• **Problem to work on**: Report how many lines in the listing below include the word "不得检出". Write nothing besides the number.
++++ Input for this task ++++
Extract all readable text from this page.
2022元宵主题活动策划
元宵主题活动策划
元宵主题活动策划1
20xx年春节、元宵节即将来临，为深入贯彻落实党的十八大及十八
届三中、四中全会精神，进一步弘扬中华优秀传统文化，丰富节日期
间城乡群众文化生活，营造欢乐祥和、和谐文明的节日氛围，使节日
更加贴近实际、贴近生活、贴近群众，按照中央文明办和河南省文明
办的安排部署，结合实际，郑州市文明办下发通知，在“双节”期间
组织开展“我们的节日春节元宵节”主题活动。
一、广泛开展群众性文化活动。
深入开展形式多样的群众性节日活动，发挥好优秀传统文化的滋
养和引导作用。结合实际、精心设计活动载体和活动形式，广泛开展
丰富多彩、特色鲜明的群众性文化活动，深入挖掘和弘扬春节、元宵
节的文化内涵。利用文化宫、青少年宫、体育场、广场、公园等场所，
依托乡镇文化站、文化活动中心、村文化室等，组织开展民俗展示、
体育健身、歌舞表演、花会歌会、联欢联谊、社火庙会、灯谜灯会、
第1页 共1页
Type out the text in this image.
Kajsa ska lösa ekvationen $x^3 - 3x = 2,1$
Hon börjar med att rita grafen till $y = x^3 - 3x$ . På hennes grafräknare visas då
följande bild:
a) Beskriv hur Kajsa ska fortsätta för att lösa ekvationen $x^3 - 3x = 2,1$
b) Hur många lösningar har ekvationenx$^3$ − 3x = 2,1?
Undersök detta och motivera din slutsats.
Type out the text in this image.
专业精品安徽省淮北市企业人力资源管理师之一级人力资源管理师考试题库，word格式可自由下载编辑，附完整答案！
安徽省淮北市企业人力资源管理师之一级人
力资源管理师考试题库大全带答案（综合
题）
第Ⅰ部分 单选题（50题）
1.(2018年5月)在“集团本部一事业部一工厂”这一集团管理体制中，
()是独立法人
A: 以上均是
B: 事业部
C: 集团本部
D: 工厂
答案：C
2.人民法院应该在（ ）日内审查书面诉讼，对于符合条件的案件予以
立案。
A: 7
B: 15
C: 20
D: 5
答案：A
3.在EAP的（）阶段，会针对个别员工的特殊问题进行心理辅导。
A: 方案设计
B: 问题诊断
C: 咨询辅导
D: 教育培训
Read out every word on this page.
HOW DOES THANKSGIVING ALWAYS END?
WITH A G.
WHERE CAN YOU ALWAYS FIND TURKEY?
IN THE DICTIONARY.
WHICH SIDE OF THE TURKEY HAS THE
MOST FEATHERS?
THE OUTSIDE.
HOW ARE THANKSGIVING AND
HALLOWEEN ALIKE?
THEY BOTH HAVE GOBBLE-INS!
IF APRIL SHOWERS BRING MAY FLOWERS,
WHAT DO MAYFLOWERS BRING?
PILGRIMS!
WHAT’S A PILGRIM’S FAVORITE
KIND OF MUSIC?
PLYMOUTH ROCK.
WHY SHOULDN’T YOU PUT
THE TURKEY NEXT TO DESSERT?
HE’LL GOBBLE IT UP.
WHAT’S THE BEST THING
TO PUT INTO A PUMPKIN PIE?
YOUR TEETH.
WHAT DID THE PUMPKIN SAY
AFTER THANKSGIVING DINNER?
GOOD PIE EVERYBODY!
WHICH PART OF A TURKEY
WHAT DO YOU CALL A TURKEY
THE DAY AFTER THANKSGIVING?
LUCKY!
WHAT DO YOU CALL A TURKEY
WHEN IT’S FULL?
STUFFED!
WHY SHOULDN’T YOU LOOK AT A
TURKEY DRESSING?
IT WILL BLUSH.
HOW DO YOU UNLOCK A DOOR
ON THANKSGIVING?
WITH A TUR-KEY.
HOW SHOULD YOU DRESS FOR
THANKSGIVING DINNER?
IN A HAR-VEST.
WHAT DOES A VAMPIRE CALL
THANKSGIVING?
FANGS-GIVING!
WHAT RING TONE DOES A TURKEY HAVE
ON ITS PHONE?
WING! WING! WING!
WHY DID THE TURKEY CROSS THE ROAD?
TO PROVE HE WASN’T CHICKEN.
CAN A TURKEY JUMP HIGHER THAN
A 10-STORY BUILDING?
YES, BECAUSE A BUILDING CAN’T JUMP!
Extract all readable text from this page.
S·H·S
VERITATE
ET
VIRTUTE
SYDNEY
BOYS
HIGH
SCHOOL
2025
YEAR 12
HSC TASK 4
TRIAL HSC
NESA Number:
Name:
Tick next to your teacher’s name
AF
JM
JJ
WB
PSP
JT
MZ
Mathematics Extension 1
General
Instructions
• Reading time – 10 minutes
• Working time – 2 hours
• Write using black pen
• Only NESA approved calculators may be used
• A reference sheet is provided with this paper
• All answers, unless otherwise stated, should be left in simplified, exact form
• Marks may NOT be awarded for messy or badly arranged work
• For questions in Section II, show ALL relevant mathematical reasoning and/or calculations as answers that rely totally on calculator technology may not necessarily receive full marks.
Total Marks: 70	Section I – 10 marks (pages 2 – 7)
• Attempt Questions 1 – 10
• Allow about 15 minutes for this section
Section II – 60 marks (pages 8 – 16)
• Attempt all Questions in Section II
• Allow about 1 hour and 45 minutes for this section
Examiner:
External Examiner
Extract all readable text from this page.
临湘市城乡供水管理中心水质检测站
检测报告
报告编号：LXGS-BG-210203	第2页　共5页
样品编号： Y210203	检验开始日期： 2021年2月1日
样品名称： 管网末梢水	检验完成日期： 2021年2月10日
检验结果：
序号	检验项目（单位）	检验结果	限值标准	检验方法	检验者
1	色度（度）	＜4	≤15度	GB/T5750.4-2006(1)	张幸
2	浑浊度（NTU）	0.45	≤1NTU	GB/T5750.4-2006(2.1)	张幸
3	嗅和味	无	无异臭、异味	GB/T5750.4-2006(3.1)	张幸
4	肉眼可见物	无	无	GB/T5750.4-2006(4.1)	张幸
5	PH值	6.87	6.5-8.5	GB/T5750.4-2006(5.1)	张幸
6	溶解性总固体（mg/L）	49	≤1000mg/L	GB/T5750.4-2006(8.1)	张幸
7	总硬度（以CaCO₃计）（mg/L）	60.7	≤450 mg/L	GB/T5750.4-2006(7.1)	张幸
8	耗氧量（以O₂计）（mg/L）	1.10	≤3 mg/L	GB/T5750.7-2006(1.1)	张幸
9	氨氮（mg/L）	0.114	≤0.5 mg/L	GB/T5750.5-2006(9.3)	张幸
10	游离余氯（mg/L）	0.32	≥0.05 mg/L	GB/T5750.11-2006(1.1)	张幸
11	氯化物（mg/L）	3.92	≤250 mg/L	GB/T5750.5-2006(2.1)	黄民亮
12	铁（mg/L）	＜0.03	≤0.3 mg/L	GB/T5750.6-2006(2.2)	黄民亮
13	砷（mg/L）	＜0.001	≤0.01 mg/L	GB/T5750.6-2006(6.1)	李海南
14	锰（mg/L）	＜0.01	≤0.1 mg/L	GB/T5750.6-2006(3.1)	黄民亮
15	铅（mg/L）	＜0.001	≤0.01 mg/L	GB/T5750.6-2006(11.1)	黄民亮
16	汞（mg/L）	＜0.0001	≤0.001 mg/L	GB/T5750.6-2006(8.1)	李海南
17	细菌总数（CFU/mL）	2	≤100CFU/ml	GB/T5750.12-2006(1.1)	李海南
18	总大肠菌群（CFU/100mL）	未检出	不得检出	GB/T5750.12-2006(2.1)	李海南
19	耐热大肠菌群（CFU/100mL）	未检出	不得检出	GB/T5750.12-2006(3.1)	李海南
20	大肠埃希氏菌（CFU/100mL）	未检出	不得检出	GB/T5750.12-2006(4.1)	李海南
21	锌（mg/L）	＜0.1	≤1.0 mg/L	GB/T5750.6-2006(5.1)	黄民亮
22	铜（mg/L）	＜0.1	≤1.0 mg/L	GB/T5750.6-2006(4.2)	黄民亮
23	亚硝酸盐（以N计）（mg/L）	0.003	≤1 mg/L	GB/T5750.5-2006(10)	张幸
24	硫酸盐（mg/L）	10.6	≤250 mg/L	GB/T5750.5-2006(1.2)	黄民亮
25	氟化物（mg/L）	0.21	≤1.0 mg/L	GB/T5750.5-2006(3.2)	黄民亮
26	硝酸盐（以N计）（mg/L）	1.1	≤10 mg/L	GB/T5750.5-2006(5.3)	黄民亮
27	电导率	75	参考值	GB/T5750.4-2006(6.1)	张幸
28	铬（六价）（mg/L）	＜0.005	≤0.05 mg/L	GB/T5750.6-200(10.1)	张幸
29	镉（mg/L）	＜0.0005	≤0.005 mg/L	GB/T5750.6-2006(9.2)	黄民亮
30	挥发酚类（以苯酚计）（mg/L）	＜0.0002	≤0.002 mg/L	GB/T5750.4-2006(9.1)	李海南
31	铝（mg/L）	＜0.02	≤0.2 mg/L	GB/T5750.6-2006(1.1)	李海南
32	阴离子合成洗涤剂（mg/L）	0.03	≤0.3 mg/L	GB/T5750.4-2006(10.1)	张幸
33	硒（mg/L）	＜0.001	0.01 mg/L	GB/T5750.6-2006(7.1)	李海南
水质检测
++++
• **Expected answer**: 3